Saved entries
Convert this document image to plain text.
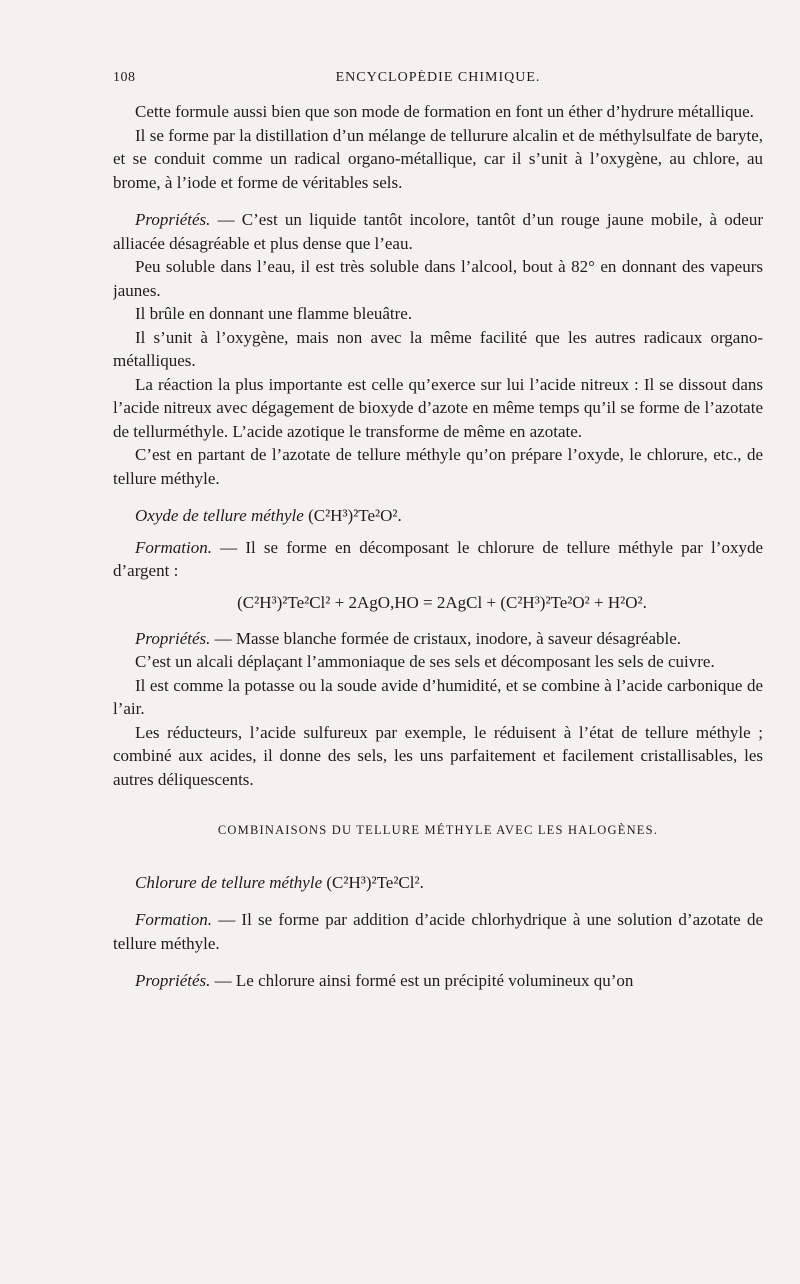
108	ENCYCLOPÉDIE CHIMIQUE.

Cette formule aussi bien que son mode de formation en font un éther d’hydrure métallique.

Il se forme par la distillation d’un mélange de tellurure alcalin et de méthylsulfate de baryte, et se conduit comme un radical organo-métallique, car il s’unit à l’oxygène, au chlore, au brome, à l’iode et forme de véritables sels.

Propriétés. — C’est un liquide tantôt incolore, tantôt d’un rouge jaune mobile, à odeur alliacée désagréable et plus dense que l’eau.

Peu soluble dans l’eau, il est très soluble dans l’alcool, bout à 82° en donnant des vapeurs jaunes.

Il brûle en donnant une flamme bleuâtre.

Il s’unit à l’oxygène, mais non avec la même facilité que les autres radicaux organo-métalliques.

La réaction la plus importante est celle qu’exerce sur lui l’acide nitreux : Il se dissout dans l’acide nitreux avec dégagement de bioxyde d’azote en même temps qu’il se forme de l’azotate de tellurméthyle. L’acide azotique le transforme de même en azotate.

C’est en partant de l’azotate de tellure méthyle qu’on prépare l’oxyde, le chlorure, etc., de tellure méthyle.

Oxyde de tellure méthyle (C²H³)²Te²O².

Formation. — Il se forme en décomposant le chlorure de tellure méthyle par l’oxyde d’argent :

(C²H³)²Te²Cl² + 2AgO,HO = 2AgCl + (C²H³)²Te²O² + H²O².

Propriétés. — Masse blanche formée de cristaux, inodore, à saveur désagréable.

C’est un alcali déplaçant l’ammoniaque de ses sels et décomposant les sels de cuivre.

Il est comme la potasse ou la soude avide d’humidité, et se combine à l’acide carbonique de l’air.

Les réducteurs, l’acide sulfureux par exemple, le réduisent à l’état de tellure méthyle ; combiné aux acides, il donne des sels, les uns parfaitement et facilement cristallisables, les autres déliquescents.

COMBINAISONS DU TELLURE MÉTHYLE AVEC LES HALOGÈNES.

Chlorure de tellure méthyle (C²H³)²Te²Cl².

Formation. — Il se forme par addition d’acide chlorhydrique à une solution d’azotate de tellure méthyle.

Propriétés. — Le chlorure ainsi formé est un précipité volumineux qu’on
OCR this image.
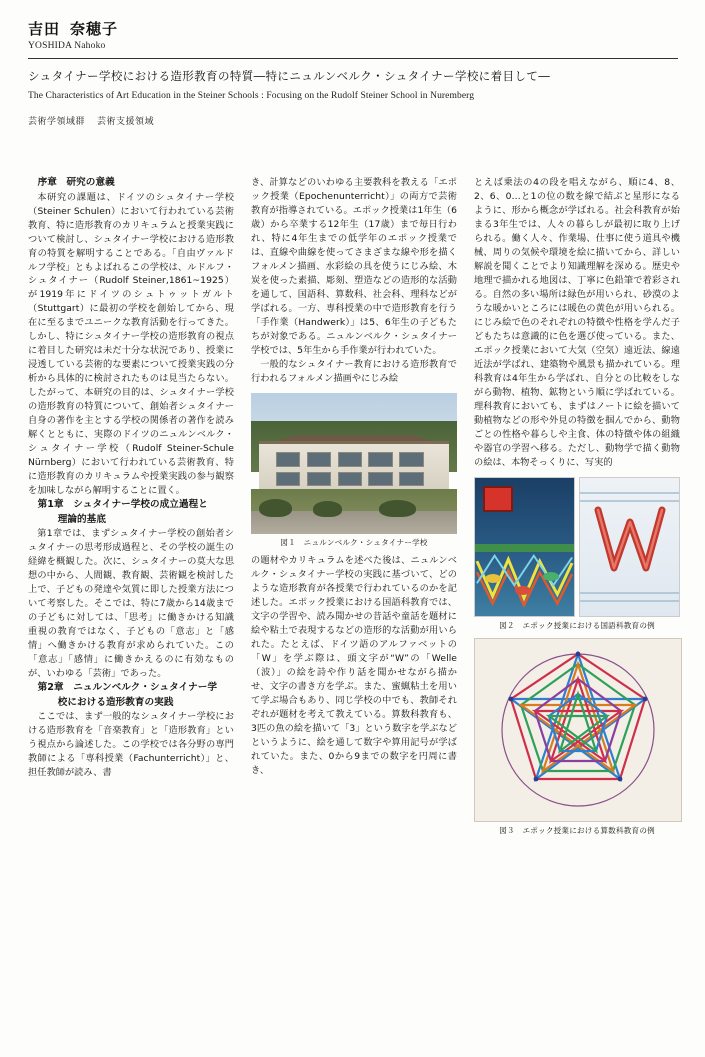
吉田 奈穂子
YOSHIDA Nahoko
シュタイナー学校における造形教育の特質―特にニュルンベルク・シュタイナー学校に着目して―
The Characteristics of Art Education in the Steiner Schools : Focusing on the Rudolf Steiner School in Nuremberg
芸術学領域群 芸術支援領域

序章　研究の意義

本研究の課題は、ドイツのシュタイナー学校（Steiner Schulen）において行われている芸術教育、特に造形教育のカリキュラムと授業実践について検討し、シュタイナー学校における造形教育の特質を解明することである。「自由ヴァルドルフ学校」ともよばれるこの学校は、ルドルフ・シュタイナー（Rudolf Steiner,1861~1925）が1919年にドイツのシュトゥットガルト（Stuttgart）に最初の学校を創始してから、現在に至るまでユニークな教育活動を行ってきた。しかし、特にシュタイナー学校の造形教育の視点に着目した研究は未だ十分な状況であり、授業に浸透している芸術的な要素について授業実践の分析から具体的に検討されたものは見当たらない。したがって、本研究の目的は、シュタイナー学校の造形教育の特質について、創始者シュタイナー自身の著作を主とする学校の関係者の著作を読み解くとともに、実際のドイツのニュルンベルク・シュタイナー学校（Rudolf Steiner-Schule Nürnberg）において行われている芸術教育、特に造形教育のカリキュラムや授業実践の参与観察を加味しながら解明することに置く。

第1章　シュタイナー学校の成立過程と

理論的基底

第1章では、まずシュタイナー学校の創始者シュタイナーの思考形成過程と、その学校の誕生の経緯を概観した。次に、シュタイナーの莫大な思想の中から、人間観、教育観、芸術観を検討した上で、子どもの発達や気質に即した授業方法について考察した。そこでは、特に7歳から14歳までの子どもに対しては、「思考」に働きかける知識重視の教育ではなく、子どもの「意志」と「感情」へ働きかける教育が求められていた。この「意志」「感情」に働きかえるのに有効なものが、いわゆる「芸術」であった。

第2章　ニュルンベルク・シュタイナー学

校における造形教育の実践

ここでは、まず一般的なシュタイナー学校における造形教育を「音楽教育」と「造形教育」という視点から論述した。この学校では各分野の専門教師による「専科授業（Fachunterricht）」と、担任教師が読み、書

き、計算などのいわゆる主要教科を教える「エポック授業（Epochenunterricht）」の両方で芸術教育が指導されている。エポック授業は1年生（6歳）から卒業する12年生（17歳）まで毎日行われ、特に4年生までの低学年のエポック授業では、直線や曲線を使ってさまざまな線や形を描くフォルメン描画、水彩絵の具を使うにじみ絵、木炭を使った素描、彫刻、塑造などの造形的な活動を通して、国語科、算数科、社会科、理科などが学ばれる。一方、専科授業の中で造形教育を行う「手作業（Handwerk）」は5、6年生の子どもたちが対象である。ニュルンベルク・シュタイナー学校では、5年生から手作業が行われていた。

一般的なシュタイナー教育における造形教育で行われるフォルメン描画やにじみ絵

図１　ニュルンベルク・シュタイナー学校

の題材やカリキュラムを述べた後は、ニュルンベルク・シュタイナー学校の実践に基づいて、どのような造形教育が各授業で行われているのかを記述した。エポック授業における国語科教育では、文字の学習や、読み聞かせの昔話や童話を題材に絵や粘土で表現するなどの造形的な活動が用いられた。たとえば、ドイツ語のアルファベットの「W」を学ぶ際は、頭文字が“W”の「Welle（波）」の絵を詩や作り話を聞かせながら描かせ、文字の書き方を学ぶ。また、蜜蝋粘土を用いて学ぶ場合もあり、同じ学校の中でも、教師それぞれが題材を考えて教えている。算数科教育も、3匹の魚の絵を描いて「3」という数字を学ぶなどというように、絵を通して数字や算用記号が学ばれていた。また、0から9までの数字を円周に書き、

とえば乗法の4の段を唱えながら、順に4、8、2、6、0…と1の位の数を線で結ぶと星形になるように、形から概念が学ばれる。社会科教育が始まる3年生では、人々の暮らしが最初に取り上げられる。働く人々、作業場、仕事に使う道具や機械、周りの気候や環境を絵に描いてから、詳しい解説を聞くことでより知識理解を深める。歴史や地理で描かれる地図は、丁寧に色鉛筆で着彩される。自然の多い場所は緑色が用いられ、砂漠のような暖かいところには暖色の黄色が用いられる。にじみ絵で色のそれぞれの特徴や性格を学んだ子どもたちは意識的に色を選び使っている。また、エポック授業において大気（空気）遠近法、線遠近法が学ばれ、建築物や風景も描かれている。理科教育は4年生から学ばれ、自分との比較をしながら動物、植物、鉱物という順に学ばれている。理科教育においても、まずはノートに絵を描いて動植物などの形や外見の特徴を掴んでから、動物ごとの性格や暮らしや主食、体の特徴や体の組織や器官の学習へ移る。ただし、動物学で描く動物の絵は、本物そっくりに、写実的

図２　エポック授業における国語科教育の例
図３　エポック授業における算数科教育の例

[TASK OBJECTIVE] Quote the data exactly, leaving every image out of the copy.

[WRITTEN REPLY]
Convert this document image to plain text.
108	ENCYCLOPÉDIE CHIMIQUE.

Cette formule aussi bien que son mode de formation en font un éther d’hydrure métallique.

Il se forme par la distillation d’un mélange de tellurure alcalin et de méthylsulfate de baryte, et se conduit comme un radical organo-métallique, car il s’unit à l’oxygène, au chlore, au brome, à l’iode et forme de véritables sels.

Propriétés. — C’est un liquide tantôt incolore, tantôt d’un rouge jaune mobile, à odeur alliacée désagréable et plus dense que l’eau.

Peu soluble dans l’eau, il est très soluble dans l’alcool, bout à 82° en donnant des vapeurs jaunes.

Il brûle en donnant une flamme bleuâtre.

Il s’unit à l’oxygène, mais non avec la même facilité que les autres radicaux organo-métalliques.

La réaction la plus importante est celle qu’exerce sur lui l’acide nitreux : Il se dissout dans l’acide nitreux avec dégagement de bioxyde d’azote en même temps qu’il se forme de l’azotate de tellurméthyle. L’acide azotique le transforme de même en azotate.

C’est en partant de l’azotate de tellure méthyle qu’on prépare l’oxyde, le chlorure, etc., de tellure méthyle.

Oxyde de tellure méthyle (C²H³)²Te²O².

Formation. — Il se forme en décomposant le chlorure de tellure méthyle par l’oxyde d’argent :

(C²H³)²Te²Cl² + 2AgO,HO = 2AgCl + (C²H³)²Te²O² + H²O².

Propriétés. — Masse blanche formée de cristaux, inodore, à saveur désagréable.

C’est un alcali déplaçant l’ammoniaque de ses sels et décomposant les sels de cuivre.

Il est comme la potasse ou la soude avide d’humidité, et se combine à l’acide carbonique de l’air.

Les réducteurs, l’acide sulfureux par exemple, le réduisent à l’état de tellure méthyle ; combiné aux acides, il donne des sels, les uns parfaitement et facilement cristallisables, les autres déliquescents.

COMBINAISONS DU TELLURE MÉTHYLE AVEC LES HALOGÈNES.

Chlorure de tellure méthyle (C²H³)²Te²Cl².

Formation. — Il se forme par addition d’acide chlorhydrique à une solution d’azotate de tellure méthyle.

Propriétés. — Le chlorure ainsi formé est un précipité volumineux qu’on
OCR this image.
吉田 奈穂子
YOSHIDA Nahoko
シュタイナー学校における造形教育の特質―特にニュルンベルク・シュタイナー学校に着目して―
The Characteristics of Art Education in the Steiner Schools : Focusing on the Rudolf Steiner School in Nuremberg
芸術学領域群 芸術支援領域

序章　研究の意義

本研究の課題は、ドイツのシュタイナー学校（Steiner Schulen）において行われている芸術教育、特に造形教育のカリキュラムと授業実践について検討し、シュタイナー学校における造形教育の特質を解明することである。「自由ヴァルドルフ学校」ともよばれるこの学校は、ルドルフ・シュタイナー（Rudolf Steiner,1861~1925）が1919年にドイツのシュトゥットガルト（Stuttgart）に最初の学校を創始してから、現在に至るまでユニークな教育活動を行ってきた。しかし、特にシュタイナー学校の造形教育の視点に着目した研究は未だ十分な状況であり、授業に浸透している芸術的な要素について授業実践の分析から具体的に検討されたものは見当たらない。したがって、本研究の目的は、シュタイナー学校の造形教育の特質について、創始者シュタイナー自身の著作を主とする学校の関係者の著作を読み解くとともに、実際のドイツのニュルンベルク・シュタイナー学校（Rudolf Steiner-Schule Nürnberg）において行われている芸術教育、特に造形教育のカリキュラムや授業実践の参与観察を加味しながら解明することに置く。

第1章　シュタイナー学校の成立過程と

理論的基底

第1章では、まずシュタイナー学校の創始者シュタイナーの思考形成過程と、その学校の誕生の経緯を概観した。次に、シュタイナーの莫大な思想の中から、人間観、教育観、芸術観を検討した上で、子どもの発達や気質に即した授業方法について考察した。そこでは、特に7歳から14歳までの子どもに対しては、「思考」に働きかける知識重視の教育ではなく、子どもの「意志」と「感情」へ働きかける教育が求められていた。この「意志」「感情」に働きかえるのに有効なものが、いわゆる「芸術」であった。

第2章　ニュルンベルク・シュタイナー学

校における造形教育の実践

ここでは、まず一般的なシュタイナー学校における造形教育を「音楽教育」と「造形教育」という視点から論述した。この学校では各分野の専門教師による「専科授業（Fachunterricht）」と、担任教師が読み、書

き、計算などのいわゆる主要教科を教える「エポック授業（Epochenunterricht）」の両方で芸術教育が指導されている。エポック授業は1年生（6歳）から卒業する12年生（17歳）まで毎日行われ、特に4年生までの低学年のエポック授業では、直線や曲線を使ってさまざまな線や形を描くフォルメン描画、水彩絵の具を使うにじみ絵、木炭を使った素描、彫刻、塑造などの造形的な活動を通して、国語科、算数科、社会科、理科などが学ばれる。一方、専科授業の中で造形教育を行う「手作業（Handwerk）」は5、6年生の子どもたちが対象である。ニュルンベルク・シュタイナー学校では、5年生から手作業が行われていた。

一般的なシュタイナー教育における造形教育で行われるフォルメン描画やにじみ絵

図１　ニュルンベルク・シュタイナー学校

の題材やカリキュラムを述べた後は、ニュルンベルク・シュタイナー学校の実践に基づいて、どのような造形教育が各授業で行われているのかを記述した。エポック授業における国語科教育では、文字の学習や、読み聞かせの昔話や童話を題材に絵や粘土で表現するなどの造形的な活動が用いられた。たとえば、ドイツ語のアルファベットの「W」を学ぶ際は、頭文字が“W”の「Welle（波）」の絵を詩や作り話を聞かせながら描かせ、文字の書き方を学ぶ。また、蜜蝋粘土を用いて学ぶ場合もあり、同じ学校の中でも、教師それぞれが題材を考えて教えている。算数科教育も、3匹の魚の絵を描いて「3」という数字を学ぶなどというように、絵を通して数字や算用記号が学ばれていた。また、0から9までの数字を円周に書き、

とえば乗法の4の段を唱えながら、順に4、8、2、6、0…と1の位の数を線で結ぶと星形になるように、形から概念が学ばれる。社会科教育が始まる3年生では、人々の暮らしが最初に取り上げられる。働く人々、作業場、仕事に使う道具や機械、周りの気候や環境を絵に描いてから、詳しい解説を聞くことでより知識理解を深める。歴史や地理で描かれる地図は、丁寧に色鉛筆で着彩される。自然の多い場所は緑色が用いられ、砂漠のような暖かいところには暖色の黄色が用いられる。にじみ絵で色のそれぞれの特徴や性格を学んだ子どもたちは意識的に色を選び使っている。また、エポック授業において大気（空気）遠近法、線遠近法が学ばれ、建築物や風景も描かれている。理科教育は4年生から学ばれ、自分との比較をしながら動物、植物、鉱物という順に学ばれている。理科教育においても、まずはノートに絵を描いて動植物などの形や外見の特徴を掴んでから、動物ごとの性格や暮らしや主食、体の特徴や体の組織や器官の学習へ移る。ただし、動物学で描く動物の絵は、本物そっくりに、写実的

図２　エポック授業における国語科教育の例
図３　エポック授業における算数科教育の例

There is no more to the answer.